## Begin Input rows

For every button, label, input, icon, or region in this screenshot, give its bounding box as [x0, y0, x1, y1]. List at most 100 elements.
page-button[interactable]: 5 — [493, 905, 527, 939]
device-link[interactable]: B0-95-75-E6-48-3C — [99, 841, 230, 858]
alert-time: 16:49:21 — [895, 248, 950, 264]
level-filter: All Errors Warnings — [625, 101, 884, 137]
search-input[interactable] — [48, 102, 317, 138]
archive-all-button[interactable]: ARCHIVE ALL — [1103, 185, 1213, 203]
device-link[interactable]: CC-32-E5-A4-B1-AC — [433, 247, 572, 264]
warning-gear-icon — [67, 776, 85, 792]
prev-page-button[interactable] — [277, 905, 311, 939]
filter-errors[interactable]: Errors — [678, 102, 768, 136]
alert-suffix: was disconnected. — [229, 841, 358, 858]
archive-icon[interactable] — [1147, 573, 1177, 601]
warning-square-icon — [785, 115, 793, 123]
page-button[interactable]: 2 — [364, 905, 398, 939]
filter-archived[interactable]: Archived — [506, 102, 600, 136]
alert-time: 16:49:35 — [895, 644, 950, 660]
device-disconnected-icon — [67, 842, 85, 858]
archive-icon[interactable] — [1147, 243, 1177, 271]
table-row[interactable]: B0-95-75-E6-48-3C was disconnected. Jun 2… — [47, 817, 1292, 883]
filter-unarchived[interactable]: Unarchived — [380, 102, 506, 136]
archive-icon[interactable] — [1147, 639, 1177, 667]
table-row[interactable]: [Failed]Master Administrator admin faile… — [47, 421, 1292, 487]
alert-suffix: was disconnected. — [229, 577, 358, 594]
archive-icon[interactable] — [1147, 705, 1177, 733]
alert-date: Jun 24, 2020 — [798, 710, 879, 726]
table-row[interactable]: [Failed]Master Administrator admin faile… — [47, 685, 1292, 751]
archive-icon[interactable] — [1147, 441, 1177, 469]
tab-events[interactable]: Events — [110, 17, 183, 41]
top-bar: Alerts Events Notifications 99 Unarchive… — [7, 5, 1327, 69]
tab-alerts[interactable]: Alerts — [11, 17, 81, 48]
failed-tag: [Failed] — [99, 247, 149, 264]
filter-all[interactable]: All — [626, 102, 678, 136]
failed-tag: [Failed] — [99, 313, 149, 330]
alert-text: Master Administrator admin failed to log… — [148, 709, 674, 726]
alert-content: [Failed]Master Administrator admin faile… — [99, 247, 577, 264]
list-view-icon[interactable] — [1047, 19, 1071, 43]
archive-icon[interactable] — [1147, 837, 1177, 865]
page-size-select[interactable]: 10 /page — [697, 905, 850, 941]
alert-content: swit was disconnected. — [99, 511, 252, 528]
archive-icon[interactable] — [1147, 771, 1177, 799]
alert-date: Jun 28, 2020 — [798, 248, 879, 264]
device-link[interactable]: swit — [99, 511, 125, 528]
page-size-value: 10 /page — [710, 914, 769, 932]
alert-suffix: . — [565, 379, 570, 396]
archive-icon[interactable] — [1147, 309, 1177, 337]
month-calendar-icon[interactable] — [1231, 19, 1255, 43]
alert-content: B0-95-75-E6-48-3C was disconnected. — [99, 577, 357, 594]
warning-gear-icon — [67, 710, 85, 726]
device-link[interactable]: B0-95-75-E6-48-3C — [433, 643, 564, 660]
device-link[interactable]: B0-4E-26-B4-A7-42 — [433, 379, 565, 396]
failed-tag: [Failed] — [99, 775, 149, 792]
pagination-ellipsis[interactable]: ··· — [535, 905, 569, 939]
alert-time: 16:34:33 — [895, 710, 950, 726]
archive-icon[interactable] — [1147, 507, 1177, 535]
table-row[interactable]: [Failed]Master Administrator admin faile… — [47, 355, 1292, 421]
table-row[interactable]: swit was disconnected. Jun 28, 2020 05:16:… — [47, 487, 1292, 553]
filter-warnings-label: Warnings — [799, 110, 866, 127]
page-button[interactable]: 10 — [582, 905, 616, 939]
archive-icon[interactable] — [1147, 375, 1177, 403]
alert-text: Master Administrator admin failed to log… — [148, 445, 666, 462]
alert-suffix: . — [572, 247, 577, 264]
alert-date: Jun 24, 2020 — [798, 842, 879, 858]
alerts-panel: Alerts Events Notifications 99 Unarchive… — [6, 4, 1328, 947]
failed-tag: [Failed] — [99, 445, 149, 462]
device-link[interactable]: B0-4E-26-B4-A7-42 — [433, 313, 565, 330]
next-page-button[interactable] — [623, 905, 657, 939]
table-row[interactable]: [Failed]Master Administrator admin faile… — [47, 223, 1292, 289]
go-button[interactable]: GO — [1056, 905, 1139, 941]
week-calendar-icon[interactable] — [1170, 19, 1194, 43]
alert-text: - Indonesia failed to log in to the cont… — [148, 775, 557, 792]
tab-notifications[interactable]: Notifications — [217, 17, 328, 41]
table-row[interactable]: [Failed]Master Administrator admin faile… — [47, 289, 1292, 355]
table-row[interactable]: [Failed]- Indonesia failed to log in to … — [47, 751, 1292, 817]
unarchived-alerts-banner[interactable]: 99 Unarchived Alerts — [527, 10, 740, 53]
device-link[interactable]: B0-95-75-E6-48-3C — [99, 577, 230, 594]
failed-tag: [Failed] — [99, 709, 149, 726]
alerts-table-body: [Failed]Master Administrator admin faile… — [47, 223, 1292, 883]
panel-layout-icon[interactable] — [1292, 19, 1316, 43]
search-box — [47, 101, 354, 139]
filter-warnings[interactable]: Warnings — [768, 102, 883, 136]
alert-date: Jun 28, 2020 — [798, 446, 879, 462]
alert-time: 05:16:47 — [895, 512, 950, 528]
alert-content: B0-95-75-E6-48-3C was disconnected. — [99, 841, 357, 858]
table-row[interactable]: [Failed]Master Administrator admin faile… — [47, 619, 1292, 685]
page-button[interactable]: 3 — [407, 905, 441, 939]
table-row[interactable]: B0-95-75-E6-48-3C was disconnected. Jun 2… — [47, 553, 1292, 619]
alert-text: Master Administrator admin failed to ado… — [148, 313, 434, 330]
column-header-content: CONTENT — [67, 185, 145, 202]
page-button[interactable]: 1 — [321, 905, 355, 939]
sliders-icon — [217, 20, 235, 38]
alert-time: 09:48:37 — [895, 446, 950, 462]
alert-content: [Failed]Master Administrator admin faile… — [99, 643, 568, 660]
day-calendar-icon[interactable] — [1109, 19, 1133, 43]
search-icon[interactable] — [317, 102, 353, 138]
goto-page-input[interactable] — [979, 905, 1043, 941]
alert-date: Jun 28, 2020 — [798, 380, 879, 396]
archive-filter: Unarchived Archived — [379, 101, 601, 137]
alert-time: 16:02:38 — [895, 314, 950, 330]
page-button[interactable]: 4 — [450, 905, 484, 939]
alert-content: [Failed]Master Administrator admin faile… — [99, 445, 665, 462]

## End Input rows
## Begin Input rows

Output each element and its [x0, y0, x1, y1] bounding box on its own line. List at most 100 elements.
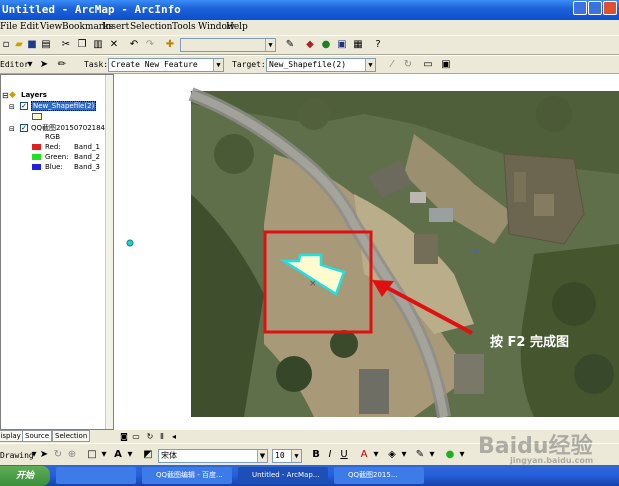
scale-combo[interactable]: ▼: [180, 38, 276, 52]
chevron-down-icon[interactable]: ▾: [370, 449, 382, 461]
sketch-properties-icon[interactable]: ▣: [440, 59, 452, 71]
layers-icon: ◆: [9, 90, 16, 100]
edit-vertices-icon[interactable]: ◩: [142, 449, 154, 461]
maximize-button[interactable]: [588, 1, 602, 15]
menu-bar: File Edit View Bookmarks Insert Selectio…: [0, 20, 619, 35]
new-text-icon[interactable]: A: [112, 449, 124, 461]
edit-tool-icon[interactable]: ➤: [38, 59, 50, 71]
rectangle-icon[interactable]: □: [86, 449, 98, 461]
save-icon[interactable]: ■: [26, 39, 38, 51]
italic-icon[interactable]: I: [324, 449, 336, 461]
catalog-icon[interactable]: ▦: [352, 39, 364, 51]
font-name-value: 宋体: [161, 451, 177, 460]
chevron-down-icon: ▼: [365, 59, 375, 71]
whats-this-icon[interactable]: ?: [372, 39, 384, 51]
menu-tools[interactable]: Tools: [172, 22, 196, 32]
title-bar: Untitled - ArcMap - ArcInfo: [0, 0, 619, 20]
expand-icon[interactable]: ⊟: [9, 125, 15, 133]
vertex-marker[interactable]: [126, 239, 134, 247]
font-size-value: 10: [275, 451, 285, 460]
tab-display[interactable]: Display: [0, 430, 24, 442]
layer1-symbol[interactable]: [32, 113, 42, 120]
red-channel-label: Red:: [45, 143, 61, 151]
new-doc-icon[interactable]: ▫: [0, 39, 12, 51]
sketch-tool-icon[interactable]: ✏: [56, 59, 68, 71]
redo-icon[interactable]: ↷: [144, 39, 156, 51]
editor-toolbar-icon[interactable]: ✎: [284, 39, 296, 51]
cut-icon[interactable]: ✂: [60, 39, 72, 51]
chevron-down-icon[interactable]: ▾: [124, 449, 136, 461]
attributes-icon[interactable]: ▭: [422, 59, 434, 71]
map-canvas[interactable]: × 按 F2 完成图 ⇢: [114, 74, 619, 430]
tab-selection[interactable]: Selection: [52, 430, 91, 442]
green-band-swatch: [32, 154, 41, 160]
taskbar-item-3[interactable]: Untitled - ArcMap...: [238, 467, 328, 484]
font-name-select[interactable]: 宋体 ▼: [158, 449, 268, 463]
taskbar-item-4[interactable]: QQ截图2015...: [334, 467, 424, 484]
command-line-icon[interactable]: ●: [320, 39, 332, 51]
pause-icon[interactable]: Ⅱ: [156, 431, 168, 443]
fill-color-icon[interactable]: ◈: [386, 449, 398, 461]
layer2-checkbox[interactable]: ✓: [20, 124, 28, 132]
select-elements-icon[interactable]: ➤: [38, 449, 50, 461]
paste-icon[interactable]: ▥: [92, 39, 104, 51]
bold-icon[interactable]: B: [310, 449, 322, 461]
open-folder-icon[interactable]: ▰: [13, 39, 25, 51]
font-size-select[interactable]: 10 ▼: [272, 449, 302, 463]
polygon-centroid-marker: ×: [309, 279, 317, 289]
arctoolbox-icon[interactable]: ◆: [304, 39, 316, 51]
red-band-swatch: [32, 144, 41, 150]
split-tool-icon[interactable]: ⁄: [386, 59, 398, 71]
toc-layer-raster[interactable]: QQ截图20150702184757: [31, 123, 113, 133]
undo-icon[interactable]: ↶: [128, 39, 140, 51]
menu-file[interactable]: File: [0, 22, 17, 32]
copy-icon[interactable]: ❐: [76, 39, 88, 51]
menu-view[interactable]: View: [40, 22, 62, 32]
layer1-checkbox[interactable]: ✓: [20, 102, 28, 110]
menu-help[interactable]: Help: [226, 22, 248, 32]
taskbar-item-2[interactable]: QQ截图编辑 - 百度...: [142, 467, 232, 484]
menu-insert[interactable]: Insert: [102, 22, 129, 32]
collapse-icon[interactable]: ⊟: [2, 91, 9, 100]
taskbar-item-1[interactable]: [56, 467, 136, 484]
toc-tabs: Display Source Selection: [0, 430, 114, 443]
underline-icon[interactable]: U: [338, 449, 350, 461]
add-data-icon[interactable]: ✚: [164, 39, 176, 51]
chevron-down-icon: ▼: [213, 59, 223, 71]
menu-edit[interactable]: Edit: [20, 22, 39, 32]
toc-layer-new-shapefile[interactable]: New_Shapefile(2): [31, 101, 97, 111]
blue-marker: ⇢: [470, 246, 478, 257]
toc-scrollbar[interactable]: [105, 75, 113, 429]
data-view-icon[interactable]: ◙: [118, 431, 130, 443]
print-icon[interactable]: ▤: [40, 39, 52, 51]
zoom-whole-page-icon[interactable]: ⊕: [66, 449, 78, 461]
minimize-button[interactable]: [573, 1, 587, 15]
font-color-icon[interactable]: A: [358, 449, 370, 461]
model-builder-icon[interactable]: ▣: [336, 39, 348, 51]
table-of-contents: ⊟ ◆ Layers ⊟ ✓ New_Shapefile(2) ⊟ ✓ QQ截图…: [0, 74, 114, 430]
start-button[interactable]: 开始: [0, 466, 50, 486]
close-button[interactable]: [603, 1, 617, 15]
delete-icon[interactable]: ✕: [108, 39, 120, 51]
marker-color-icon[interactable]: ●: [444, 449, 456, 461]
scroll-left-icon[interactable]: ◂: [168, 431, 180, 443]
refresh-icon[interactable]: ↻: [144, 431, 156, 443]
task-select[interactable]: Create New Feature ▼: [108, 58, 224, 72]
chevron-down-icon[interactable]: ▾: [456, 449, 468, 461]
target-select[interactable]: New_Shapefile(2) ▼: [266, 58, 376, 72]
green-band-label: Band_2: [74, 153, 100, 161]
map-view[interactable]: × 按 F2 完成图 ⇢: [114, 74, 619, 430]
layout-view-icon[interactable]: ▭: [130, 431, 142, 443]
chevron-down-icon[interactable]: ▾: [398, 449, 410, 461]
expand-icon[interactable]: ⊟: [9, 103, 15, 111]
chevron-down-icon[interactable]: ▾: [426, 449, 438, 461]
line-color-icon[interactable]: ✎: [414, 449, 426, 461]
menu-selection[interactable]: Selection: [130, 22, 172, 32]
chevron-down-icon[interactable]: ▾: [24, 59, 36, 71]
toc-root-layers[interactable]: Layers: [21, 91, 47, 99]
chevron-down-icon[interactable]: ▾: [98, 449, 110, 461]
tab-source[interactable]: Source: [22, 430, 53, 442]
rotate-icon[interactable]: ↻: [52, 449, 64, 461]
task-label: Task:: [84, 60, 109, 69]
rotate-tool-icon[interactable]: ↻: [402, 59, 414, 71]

## End Input rows

Exercise prompt: Please print every line of the data from the one containing "scale-combo[interactable]: ▼: [180, 38, 276, 52]" down to the one containing "italic-icon[interactable]: I: [324, 449, 336, 461]", both included, without changing a character.

Written reply:
scale-combo[interactable]: ▼: [180, 38, 276, 52]
chevron-down-icon[interactable]: ▾: [370, 449, 382, 461]
sketch-properties-icon[interactable]: ▣: [440, 59, 452, 71]
layers-icon: ◆: [9, 90, 16, 100]
edit-vertices-icon[interactable]: ◩: [142, 449, 154, 461]
maximize-button[interactable]: [588, 1, 602, 15]
menu-bar: File Edit View Bookmarks Insert Selectio…: [0, 20, 619, 35]
new-text-icon[interactable]: A: [112, 449, 124, 461]
edit-tool-icon[interactable]: ➤: [38, 59, 50, 71]
rectangle-icon[interactable]: □: [86, 449, 98, 461]
save-icon[interactable]: ■: [26, 39, 38, 51]
italic-icon[interactable]: I: [324, 449, 336, 461]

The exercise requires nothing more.